_Provided entries_
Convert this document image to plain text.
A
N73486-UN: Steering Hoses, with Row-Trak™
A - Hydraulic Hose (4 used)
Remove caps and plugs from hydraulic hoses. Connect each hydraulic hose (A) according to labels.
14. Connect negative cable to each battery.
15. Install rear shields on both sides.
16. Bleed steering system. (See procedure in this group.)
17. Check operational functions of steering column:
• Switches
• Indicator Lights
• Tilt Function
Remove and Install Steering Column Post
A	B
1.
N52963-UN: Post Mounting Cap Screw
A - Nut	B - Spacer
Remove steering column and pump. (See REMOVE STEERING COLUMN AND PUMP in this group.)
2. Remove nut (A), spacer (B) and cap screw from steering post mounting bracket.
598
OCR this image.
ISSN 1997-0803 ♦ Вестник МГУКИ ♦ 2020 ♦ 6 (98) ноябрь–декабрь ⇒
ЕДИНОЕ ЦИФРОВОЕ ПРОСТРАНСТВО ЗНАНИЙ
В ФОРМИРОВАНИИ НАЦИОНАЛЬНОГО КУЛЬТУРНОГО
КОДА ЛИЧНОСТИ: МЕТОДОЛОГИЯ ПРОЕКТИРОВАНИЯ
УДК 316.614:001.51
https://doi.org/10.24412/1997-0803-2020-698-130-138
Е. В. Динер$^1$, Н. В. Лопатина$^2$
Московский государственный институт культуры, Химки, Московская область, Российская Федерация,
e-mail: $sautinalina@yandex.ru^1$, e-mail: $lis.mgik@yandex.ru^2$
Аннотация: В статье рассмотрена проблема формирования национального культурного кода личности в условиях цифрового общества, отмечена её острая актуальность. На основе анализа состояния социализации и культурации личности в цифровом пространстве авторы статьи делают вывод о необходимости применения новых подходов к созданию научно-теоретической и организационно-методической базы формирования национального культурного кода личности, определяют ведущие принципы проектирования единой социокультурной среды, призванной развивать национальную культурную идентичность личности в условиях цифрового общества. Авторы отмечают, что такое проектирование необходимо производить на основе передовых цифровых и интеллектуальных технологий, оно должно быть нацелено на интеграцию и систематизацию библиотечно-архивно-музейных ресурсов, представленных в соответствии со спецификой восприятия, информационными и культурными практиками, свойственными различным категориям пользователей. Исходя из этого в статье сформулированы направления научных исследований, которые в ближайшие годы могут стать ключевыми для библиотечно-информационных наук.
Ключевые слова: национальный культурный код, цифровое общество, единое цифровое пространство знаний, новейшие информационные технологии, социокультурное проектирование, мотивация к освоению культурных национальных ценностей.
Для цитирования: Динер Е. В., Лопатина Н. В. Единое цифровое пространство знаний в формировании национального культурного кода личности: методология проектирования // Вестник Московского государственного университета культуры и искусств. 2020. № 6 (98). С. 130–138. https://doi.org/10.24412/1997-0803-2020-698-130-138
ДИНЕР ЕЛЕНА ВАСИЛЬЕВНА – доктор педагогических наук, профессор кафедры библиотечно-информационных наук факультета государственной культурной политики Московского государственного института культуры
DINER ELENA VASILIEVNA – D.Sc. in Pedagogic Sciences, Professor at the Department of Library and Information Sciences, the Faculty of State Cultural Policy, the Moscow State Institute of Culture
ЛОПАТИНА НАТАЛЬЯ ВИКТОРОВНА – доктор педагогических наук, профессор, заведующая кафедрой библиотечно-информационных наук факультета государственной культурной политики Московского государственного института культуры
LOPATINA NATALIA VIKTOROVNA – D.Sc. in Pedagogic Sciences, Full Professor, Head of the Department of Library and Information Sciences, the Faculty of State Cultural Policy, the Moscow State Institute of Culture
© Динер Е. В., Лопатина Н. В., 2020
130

...

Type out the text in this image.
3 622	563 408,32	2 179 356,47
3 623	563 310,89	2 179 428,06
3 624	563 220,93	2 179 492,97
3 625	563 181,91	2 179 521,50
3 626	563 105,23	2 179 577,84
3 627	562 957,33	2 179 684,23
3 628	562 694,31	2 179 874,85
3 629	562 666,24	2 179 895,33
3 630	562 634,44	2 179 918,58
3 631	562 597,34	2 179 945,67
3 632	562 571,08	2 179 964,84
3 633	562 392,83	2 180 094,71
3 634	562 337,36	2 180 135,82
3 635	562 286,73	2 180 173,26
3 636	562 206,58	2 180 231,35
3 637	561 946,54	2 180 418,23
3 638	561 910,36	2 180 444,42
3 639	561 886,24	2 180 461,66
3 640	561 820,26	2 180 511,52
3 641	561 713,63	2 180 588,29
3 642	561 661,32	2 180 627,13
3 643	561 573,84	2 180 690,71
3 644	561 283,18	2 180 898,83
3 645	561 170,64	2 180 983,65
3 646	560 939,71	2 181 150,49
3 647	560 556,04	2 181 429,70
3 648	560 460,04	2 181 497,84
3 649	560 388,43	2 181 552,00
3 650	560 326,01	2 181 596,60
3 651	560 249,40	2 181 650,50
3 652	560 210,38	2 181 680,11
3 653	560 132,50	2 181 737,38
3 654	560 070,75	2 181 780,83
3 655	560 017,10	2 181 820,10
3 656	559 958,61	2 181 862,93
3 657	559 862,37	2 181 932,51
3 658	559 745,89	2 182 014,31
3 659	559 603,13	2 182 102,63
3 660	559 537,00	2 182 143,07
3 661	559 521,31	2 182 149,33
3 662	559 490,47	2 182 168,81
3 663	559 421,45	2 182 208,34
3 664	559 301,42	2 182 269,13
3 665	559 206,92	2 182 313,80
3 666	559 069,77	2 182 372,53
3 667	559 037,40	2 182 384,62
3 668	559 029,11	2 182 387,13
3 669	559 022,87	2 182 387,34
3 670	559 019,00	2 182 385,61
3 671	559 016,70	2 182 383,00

_What this task involves_
From the listing above, collect every line that mentions the word "Install".

_The completed task_
15. Install rear shields on both sides.
Remove and Install Steering Column Post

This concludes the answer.